# TAREA DEL EJERCICIO A:
Presenta como lista numerada, sin líneas en blanco, las líneas de los registros comprendidas entre la que contiene "x-axis-label: sec — [535, 369, 569, 391]" y la que contiene "y-tick-label-100: 100 — [30, 275, 64, 297]", ambas incluidas.

# FRAGMENTO DEL TEXTO:
◆ ◆ ◆

En la penúltima semana de noviembre del año pasado, Cyrus Vance Jr, el Fiscal del Distrito de Manhattan, anunció que dos personas, Muhammad A. Aziz y Khalil Islam, que habían sido condenados a prisión perpetua y servido 20 años de ellas por el asesinato del líder Malcolm X en 1965, eran inocentes. El Sr. Islam, que fue liberado en 1987, murió en 2009. El Sr. Aziz, que fue liberado en 1985, tiene 86 años. Los dos tenían 30 cuando fueron apresados. Ambos perdieron sus familias, sus hijos crecieron con el estigma de ser hijos de asesinos; vivieron la mayor parte de sus vidas o en prisión o en el ostracismo social causado por un crimen que no cometieron. La aclaración del Fiscal Vance ha devuelto el nombre a dos familias, pero dos que fueron destruidas hace ya mucho tiempo, hace 56 años cuando los metieron presos, hace 36 años cuando los injustamente condenados salieron de la cárcel a una vida de vergüenza en la sociedad. Es devastador pensar que ya no se puede hacer nada para restituir lo peor que perdieron las dos víctimas de la injusticia, sus propias vidas y las de sus seres queridos. Hace sentir que lo que más valor tiene en la vida es el tiempo, la vida misma.

En una sociedad normal, un caso como este hace redoblar los esfuerzos para que errores como estos no se vuelvan a cometer, para minimizar la posibilidad de que gente inocente pague por crímenes que no ha cometido. Esta posibilidad probablemente no puede evitarse del todo, pero la mejor manera de minimizarla es regirse por debidos procesos que aseguren que los pasos que llevan a la condena o a la absolución sean tomados con total sujeción a los hechos, sin prejuicios, en un orden preestablecido y con formalidades que den la oportunidad a que la justicia prevalezca.

Sólo en sociedades todavía salvajes y dominadas por el odio los ciudadanos prefieren lo opuesto al debido proceso, los linchamientos, en los que las probabilidades de infligir daños irreparables a los acusados y de dejar libres a los verdaderos culpables se maximizan. Este es, desafortunadamente, el caso de El Salvador, en el que la tendencia no es hacia establecer el debido proceso, en el que se habían hecho avances muy importantes, sino a sustituirlo por linchamientos movidos por resentimientos políticos y de toda índole.

En este momento, hay varias personas encarceladas en maneras en las que sus derechos más fundamentales están siendo violados, sujetos a acusaciones que son claramente sólo excusas para hacerlos sufrir humillaciones y vejaciones solamente por razones políticas. Y la gente sigue apoyando a los que hacen estas injusticias porque satisfacen sus odios y sus prejuicios. Esta es una violación de los fundamentos más esenciales de la moralidad, cometida no solo por los que hacen estas injusticias sino por todos los que las ven y legitiman que se hagan, algunos por no decir nada, porque no les importa; otros por apoyar que se hagan, porque, en su cinismo, están dispuestos a creer que todo el mundo es culpable sin tener que investigar, que en el fondo es una manifestación de lo que antes se describía con un dicho, el ladrón juzga por su condición.

◆ ◆ ◆

# DATOS PROPORCIONADOS:
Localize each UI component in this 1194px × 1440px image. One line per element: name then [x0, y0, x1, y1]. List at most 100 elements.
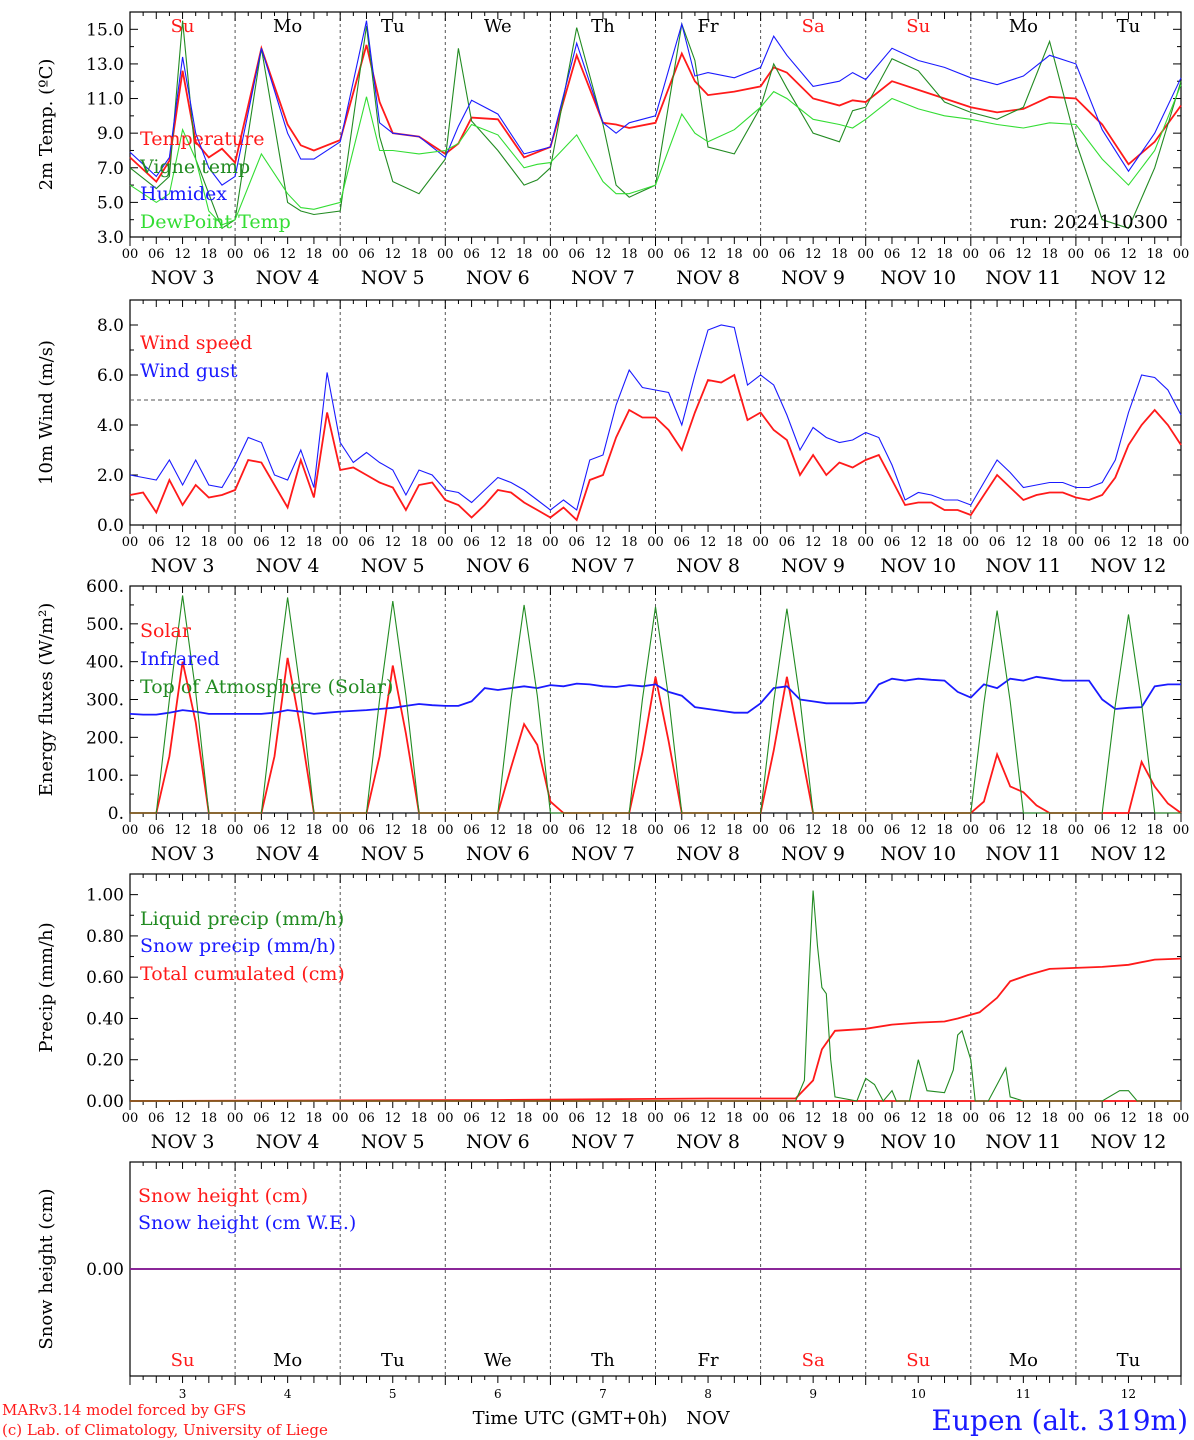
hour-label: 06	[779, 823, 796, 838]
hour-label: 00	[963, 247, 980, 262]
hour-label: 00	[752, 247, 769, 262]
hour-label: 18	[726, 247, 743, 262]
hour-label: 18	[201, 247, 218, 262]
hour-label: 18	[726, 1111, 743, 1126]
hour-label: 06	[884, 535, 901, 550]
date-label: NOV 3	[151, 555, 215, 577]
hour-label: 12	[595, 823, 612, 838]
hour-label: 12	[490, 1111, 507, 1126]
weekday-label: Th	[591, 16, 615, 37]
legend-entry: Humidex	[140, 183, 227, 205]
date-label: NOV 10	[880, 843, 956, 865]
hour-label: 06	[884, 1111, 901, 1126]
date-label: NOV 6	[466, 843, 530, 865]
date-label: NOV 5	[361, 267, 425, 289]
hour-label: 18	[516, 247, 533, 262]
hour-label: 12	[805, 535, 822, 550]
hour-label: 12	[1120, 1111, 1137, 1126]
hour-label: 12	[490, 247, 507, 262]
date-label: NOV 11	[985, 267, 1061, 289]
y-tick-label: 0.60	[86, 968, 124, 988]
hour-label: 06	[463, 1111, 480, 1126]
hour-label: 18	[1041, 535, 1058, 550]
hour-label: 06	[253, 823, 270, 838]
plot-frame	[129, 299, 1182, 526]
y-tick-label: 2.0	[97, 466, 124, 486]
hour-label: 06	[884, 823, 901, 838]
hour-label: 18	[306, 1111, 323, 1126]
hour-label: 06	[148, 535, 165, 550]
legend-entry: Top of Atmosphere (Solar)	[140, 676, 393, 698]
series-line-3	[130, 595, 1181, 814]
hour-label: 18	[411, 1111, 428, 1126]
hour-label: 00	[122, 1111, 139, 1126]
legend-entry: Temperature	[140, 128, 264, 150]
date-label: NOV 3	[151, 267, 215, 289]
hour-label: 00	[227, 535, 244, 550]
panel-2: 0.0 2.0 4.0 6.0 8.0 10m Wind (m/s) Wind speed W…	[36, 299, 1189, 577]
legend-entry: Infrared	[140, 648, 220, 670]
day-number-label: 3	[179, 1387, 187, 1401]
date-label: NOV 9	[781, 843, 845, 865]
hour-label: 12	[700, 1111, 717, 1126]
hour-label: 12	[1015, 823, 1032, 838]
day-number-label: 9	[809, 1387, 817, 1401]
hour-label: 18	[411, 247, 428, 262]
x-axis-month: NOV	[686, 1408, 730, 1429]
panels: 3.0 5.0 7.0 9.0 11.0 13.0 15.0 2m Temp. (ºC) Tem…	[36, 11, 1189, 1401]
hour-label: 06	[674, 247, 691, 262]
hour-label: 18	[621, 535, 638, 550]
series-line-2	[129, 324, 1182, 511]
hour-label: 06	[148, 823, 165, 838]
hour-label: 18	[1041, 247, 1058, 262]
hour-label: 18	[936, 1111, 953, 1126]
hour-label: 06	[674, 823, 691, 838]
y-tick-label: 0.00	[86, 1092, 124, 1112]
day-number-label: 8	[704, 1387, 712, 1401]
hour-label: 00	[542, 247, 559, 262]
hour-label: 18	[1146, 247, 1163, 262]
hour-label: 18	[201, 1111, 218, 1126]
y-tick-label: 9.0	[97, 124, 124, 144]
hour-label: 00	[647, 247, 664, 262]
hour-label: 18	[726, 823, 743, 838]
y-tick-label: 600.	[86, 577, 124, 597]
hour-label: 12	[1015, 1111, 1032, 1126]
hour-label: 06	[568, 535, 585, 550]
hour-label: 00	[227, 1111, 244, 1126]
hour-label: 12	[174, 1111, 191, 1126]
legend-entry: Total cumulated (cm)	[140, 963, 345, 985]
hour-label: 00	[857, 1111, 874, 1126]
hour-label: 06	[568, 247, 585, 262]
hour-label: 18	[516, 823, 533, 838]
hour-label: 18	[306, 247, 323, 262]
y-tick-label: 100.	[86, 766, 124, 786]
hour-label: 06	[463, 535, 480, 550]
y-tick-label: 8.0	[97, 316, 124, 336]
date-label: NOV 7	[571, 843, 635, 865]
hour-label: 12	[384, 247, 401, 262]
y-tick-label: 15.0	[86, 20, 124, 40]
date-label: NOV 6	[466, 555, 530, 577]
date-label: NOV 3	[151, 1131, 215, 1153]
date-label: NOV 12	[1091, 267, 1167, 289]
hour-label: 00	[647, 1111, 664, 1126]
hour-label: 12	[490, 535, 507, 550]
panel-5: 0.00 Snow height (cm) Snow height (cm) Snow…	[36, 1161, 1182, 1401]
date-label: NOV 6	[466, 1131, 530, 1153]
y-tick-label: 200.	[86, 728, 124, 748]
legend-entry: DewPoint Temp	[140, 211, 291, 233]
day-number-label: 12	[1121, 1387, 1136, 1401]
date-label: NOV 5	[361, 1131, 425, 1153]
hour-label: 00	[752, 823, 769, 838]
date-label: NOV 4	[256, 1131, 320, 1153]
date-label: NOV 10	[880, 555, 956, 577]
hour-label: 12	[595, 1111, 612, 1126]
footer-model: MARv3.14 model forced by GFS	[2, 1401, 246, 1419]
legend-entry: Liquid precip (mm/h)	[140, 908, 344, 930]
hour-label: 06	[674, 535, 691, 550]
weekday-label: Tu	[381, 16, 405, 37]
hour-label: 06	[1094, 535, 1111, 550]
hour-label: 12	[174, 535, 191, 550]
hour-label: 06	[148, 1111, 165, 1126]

◆ ◆ ◆

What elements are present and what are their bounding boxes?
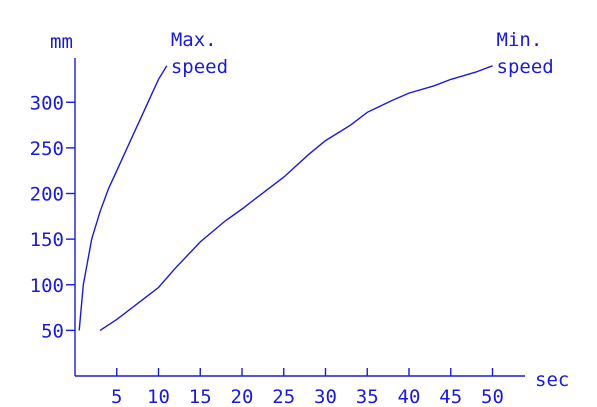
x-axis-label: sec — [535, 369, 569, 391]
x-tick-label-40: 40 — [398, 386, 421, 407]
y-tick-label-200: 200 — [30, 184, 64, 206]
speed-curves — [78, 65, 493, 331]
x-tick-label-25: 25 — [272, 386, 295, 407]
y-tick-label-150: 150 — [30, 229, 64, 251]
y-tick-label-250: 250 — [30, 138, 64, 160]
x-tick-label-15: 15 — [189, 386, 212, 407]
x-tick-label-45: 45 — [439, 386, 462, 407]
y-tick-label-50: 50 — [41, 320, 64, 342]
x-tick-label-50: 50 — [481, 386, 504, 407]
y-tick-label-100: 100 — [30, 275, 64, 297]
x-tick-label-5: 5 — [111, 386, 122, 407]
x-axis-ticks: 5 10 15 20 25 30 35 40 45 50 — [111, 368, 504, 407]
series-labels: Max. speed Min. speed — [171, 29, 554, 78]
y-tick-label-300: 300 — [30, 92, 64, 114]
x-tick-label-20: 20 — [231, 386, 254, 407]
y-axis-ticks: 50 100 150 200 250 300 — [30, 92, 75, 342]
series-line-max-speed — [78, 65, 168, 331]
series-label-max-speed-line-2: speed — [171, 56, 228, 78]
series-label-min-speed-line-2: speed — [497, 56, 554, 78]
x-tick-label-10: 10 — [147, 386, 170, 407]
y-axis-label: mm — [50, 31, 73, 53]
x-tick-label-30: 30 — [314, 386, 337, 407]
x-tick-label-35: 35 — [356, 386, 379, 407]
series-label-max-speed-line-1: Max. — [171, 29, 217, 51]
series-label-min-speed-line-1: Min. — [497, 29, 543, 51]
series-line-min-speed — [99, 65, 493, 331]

◆ ◆ ◆

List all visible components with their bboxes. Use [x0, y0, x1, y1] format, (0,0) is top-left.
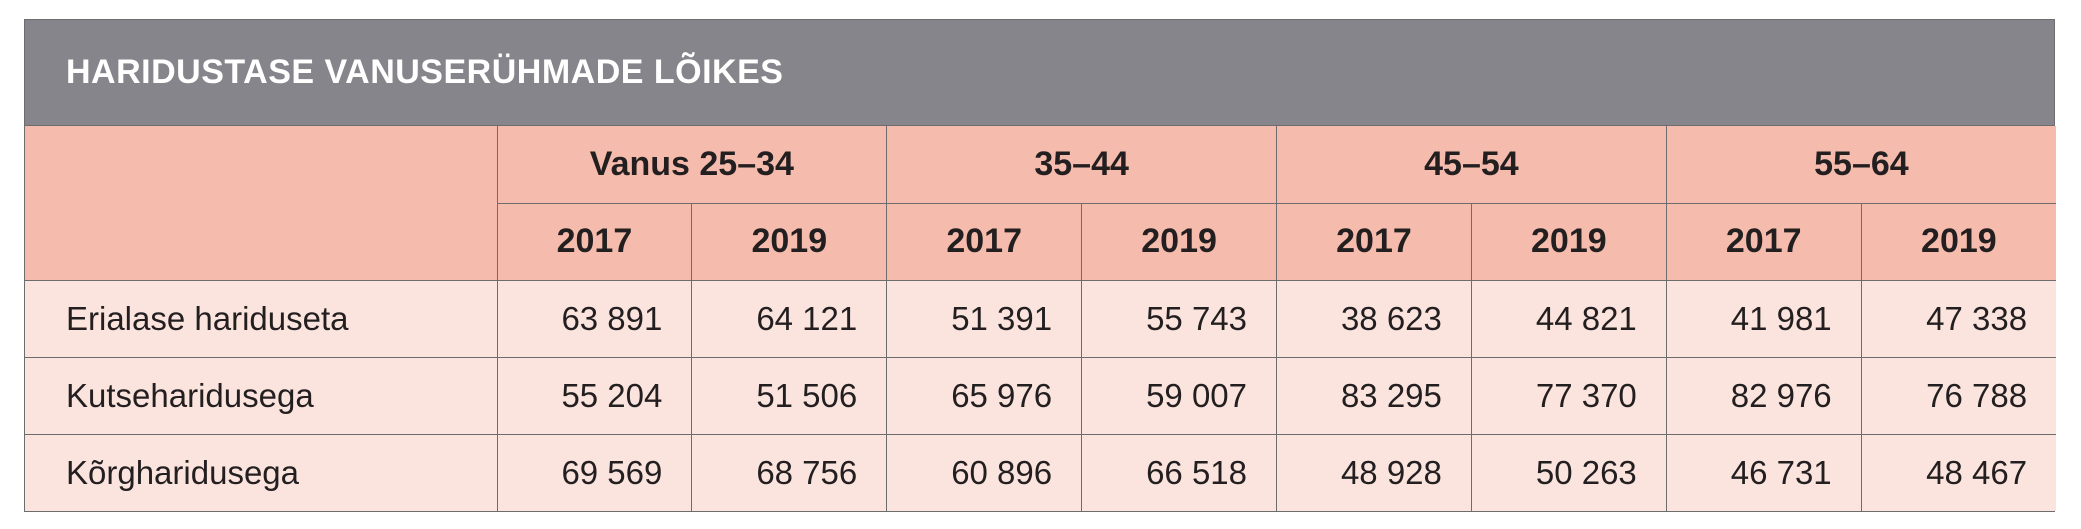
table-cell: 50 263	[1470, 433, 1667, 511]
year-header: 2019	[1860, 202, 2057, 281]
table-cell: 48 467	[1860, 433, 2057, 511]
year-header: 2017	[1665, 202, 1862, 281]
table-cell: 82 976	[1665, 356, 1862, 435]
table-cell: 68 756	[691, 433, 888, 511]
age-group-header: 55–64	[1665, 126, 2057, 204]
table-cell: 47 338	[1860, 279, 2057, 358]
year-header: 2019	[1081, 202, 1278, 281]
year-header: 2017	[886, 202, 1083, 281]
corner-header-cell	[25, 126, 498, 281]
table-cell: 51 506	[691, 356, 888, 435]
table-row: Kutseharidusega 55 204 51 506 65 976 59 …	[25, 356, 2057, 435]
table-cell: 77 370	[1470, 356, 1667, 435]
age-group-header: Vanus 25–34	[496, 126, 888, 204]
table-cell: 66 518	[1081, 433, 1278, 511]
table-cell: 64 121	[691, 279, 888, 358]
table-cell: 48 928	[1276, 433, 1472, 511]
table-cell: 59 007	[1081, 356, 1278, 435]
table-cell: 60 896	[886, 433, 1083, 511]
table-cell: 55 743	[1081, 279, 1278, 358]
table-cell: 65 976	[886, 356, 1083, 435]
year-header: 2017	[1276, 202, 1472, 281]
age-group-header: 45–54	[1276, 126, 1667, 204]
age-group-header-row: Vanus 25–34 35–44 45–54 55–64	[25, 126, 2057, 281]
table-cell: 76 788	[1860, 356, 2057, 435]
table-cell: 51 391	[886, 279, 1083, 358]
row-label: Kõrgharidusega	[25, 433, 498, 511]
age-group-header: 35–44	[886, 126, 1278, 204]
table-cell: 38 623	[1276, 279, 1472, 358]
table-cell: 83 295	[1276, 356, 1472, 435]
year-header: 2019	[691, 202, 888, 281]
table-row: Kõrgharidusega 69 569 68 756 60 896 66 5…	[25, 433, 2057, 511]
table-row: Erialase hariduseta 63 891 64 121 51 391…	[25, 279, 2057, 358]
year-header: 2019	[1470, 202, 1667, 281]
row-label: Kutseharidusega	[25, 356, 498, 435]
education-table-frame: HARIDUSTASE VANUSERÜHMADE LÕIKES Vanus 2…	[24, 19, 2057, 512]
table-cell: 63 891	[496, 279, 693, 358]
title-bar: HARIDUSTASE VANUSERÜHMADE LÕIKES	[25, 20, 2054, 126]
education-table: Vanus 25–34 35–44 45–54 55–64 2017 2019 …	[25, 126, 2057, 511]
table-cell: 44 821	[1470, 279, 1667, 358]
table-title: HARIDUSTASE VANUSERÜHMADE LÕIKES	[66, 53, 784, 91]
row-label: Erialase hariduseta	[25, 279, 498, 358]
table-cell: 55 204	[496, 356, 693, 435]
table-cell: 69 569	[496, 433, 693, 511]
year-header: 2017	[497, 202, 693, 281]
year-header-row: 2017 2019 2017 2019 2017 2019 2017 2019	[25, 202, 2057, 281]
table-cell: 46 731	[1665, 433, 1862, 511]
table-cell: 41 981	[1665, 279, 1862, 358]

◆ ◆ ◆

# TAREA DEL EJERCICIO B:
Por favor, extrae literalmente del texto sobre los condenados por el asesinato de Malcolm X el fragmento entre "Sólo en sociedades" y "de toda índole.", ambos incluidos.

# RESPUESTA COMPLETA A:
1. x-axis-label: sec — [535, 369, 569, 391]
2. x-tick-label-40: 40 — [398, 386, 421, 407]
3. y-tick-label-200: 200 — [30, 184, 64, 206]
4. speed-curves — [78, 65, 493, 331]
5. x-tick-label-25: 25 — [272, 386, 295, 407]
6. y-tick-label-150: 150 — [30, 229, 64, 251]
7. y-tick-label-250: 250 — [30, 138, 64, 160]
8. x-tick-label-15: 15 — [189, 386, 212, 407]
9. x-tick-label-45: 45 — [439, 386, 462, 407]
10. y-tick-label-50: 50 — [41, 320, 64, 342]
11. x-tick-label-50: 50 — [481, 386, 504, 407]
12. y-tick-label-100: 100 — [30, 275, 64, 297]

# RESPUESTA COMPLETA B:
Sólo en sociedades todavía salvajes y dominadas por el odio los ciudadanos prefieren lo opuesto al debido proceso, los linchamientos, en los que las probabilidades de infligir daños irreparables a los acusados y de dejar libres a los verdaderos culpables se maximizan. Este es, desafortunadamente, el caso de El Salvador, en el que la tendencia no es hacia establecer el debido proceso, en el que se habían hecho avances muy importantes, sino a sustituirlo por linchamientos movidos por resentimientos políticos y de toda índole.